[Problem details]
Copy each line of the data below exactly, leaving out pictures.

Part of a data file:
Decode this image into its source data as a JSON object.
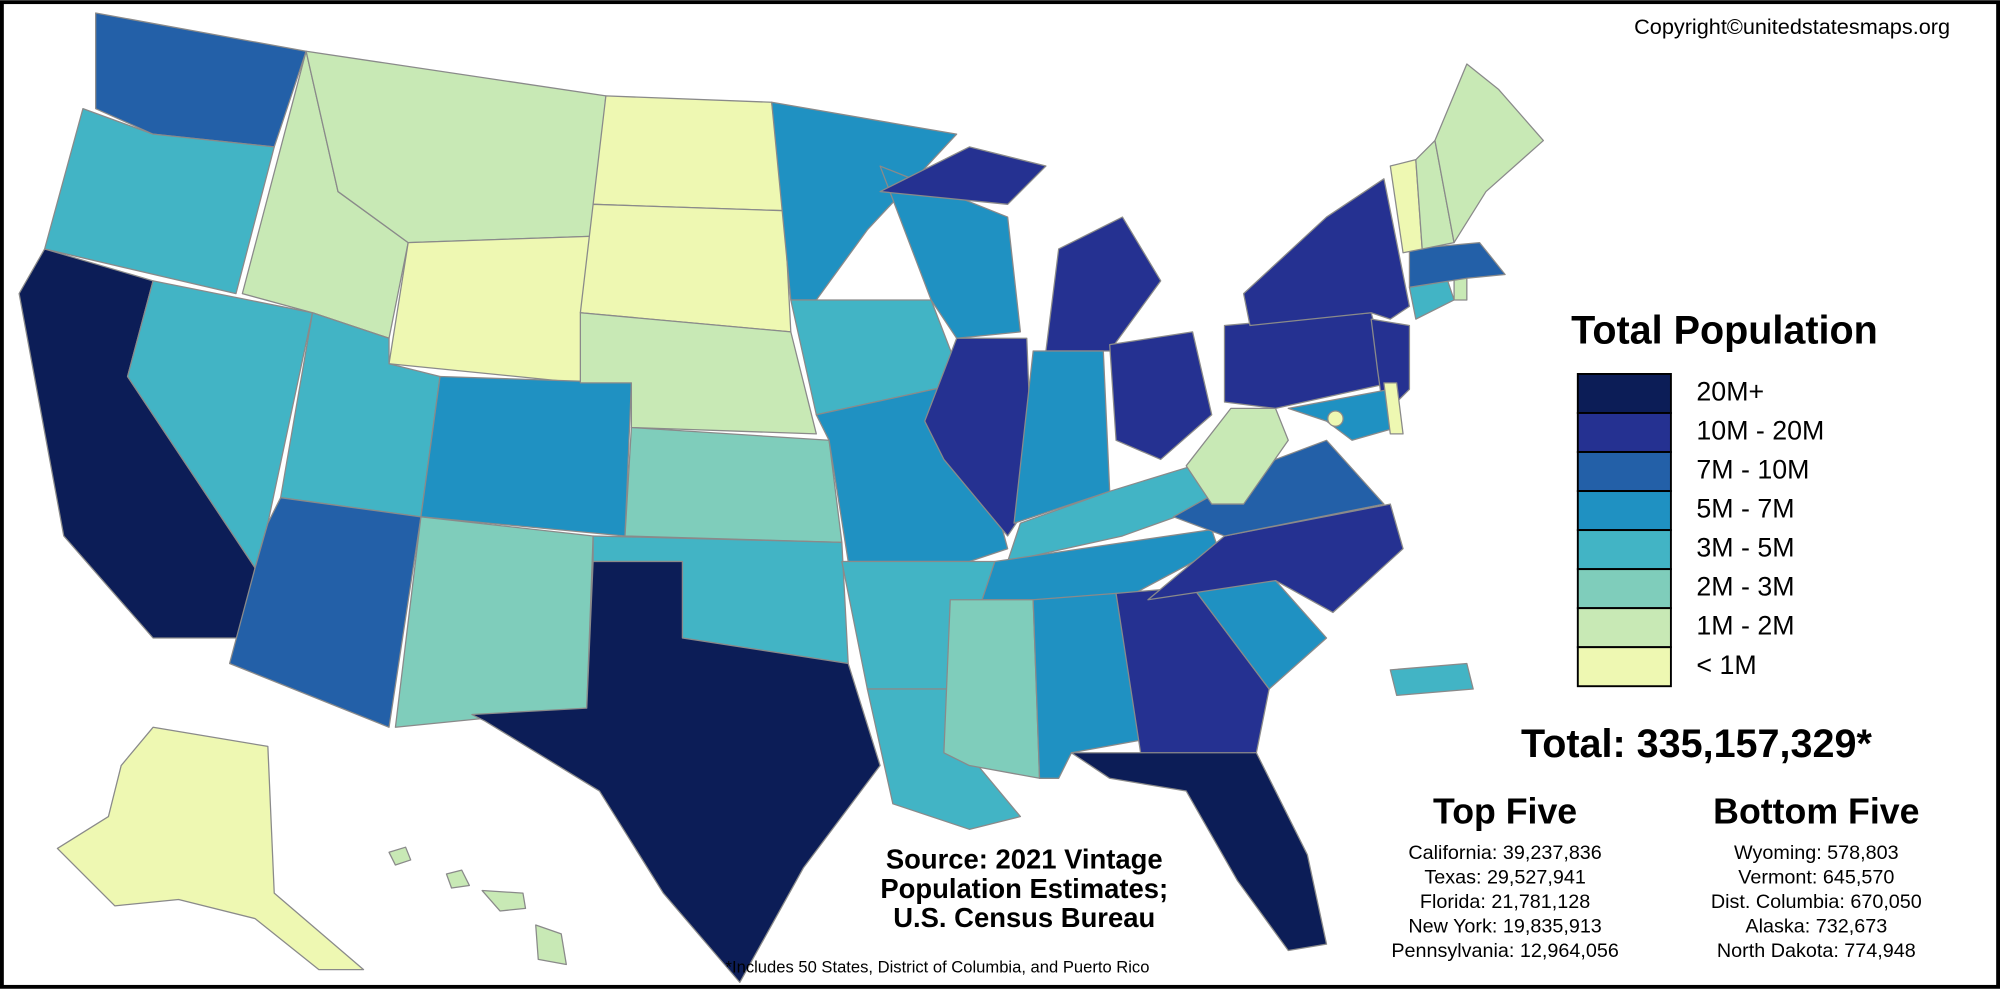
{
  "copyright": "Copyright©unitedstatesmaps.org",
  "legend": {
    "title": "Total Population",
    "items": [
      {
        "label": "20M+",
        "color": "#0c1d57"
      },
      {
        "label": "10M - 20M",
        "color": "#253191"
      },
      {
        "label": "7M - 10M",
        "color": "#2360a8"
      },
      {
        "label": "5M - 7M",
        "color": "#1f91c2"
      },
      {
        "label": "3M - 5M",
        "color": "#42b4c5"
      },
      {
        "label": "2M - 3M",
        "color": "#7fcdbb"
      },
      {
        "label": "1M - 2M",
        "color": "#c8e9b5"
      },
      {
        "label": "< 1M",
        "color": "#eef8b2"
      }
    ]
  },
  "total": "Total: 335,157,329*",
  "top_five": {
    "title": "Top Five",
    "items": [
      "California: 39,237,836",
      "Texas: 29,527,941",
      "Florida: 21,781,128",
      "New York: 19,835,913",
      "Pennsylvania: 12,964,056"
    ]
  },
  "bottom_five": {
    "title": "Bottom Five",
    "items": [
      "Wyoming: 578,803",
      "Vermont: 645,570",
      "Dist. Columbia: 670,050",
      "Alaska: 732,673",
      "North Dakota: 774,948"
    ]
  },
  "source": [
    "Source: 2021 Vintage",
    "Population Estimates;",
    "U.S. Census Bureau"
  ],
  "footnote": "*Includes 50 States, District of Columbia, and Puerto Rico"
}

[Final result]
Decode this image into its source data as a JSON object.
{
  "copyright": "Copyright©unitedstatesmaps.org",
  "legend": {
    "title": "Total Population",
    "items": [
      {
        "label": "20M+",
        "color": "#0c1d57"
      },
      {
        "label": "10M - 20M",
        "color": "#253191"
      },
      {
        "label": "7M - 10M",
        "color": "#2360a8"
      },
      {
        "label": "5M - 7M",
        "color": "#1f91c2"
      },
      {
        "label": "3M - 5M",
        "color": "#42b4c5"
      },
      {
        "label": "2M - 3M",
        "color": "#7fcdbb"
      },
      {
        "label": "1M - 2M",
        "color": "#c8e9b5"
      },
      {
        "label": "< 1M",
        "color": "#eef8b2"
      }
    ]
  },
  "total": "Total: 335,157,329*",
  "top_five": {
    "title": "Top Five",
    "items": [
      "California: 39,237,836",
      "Texas: 29,527,941",
      "Florida: 21,781,128",
      "New York: 19,835,913",
      "Pennsylvania: 12,964,056"
    ]
  },
  "bottom_five": {
    "title": "Bottom Five",
    "items": [
      "Wyoming: 578,803",
      "Vermont: 645,570",
      "Dist. Columbia: 670,050",
      "Alaska: 732,673",
      "North Dakota: 774,948"
    ]
  },
  "source": [
    "Source: 2021 Vintage",
    "Population Estimates;",
    "U.S. Census Bureau"
  ],
  "footnote": "*Includes 50 States, District of Columbia, and Puerto Rico"
}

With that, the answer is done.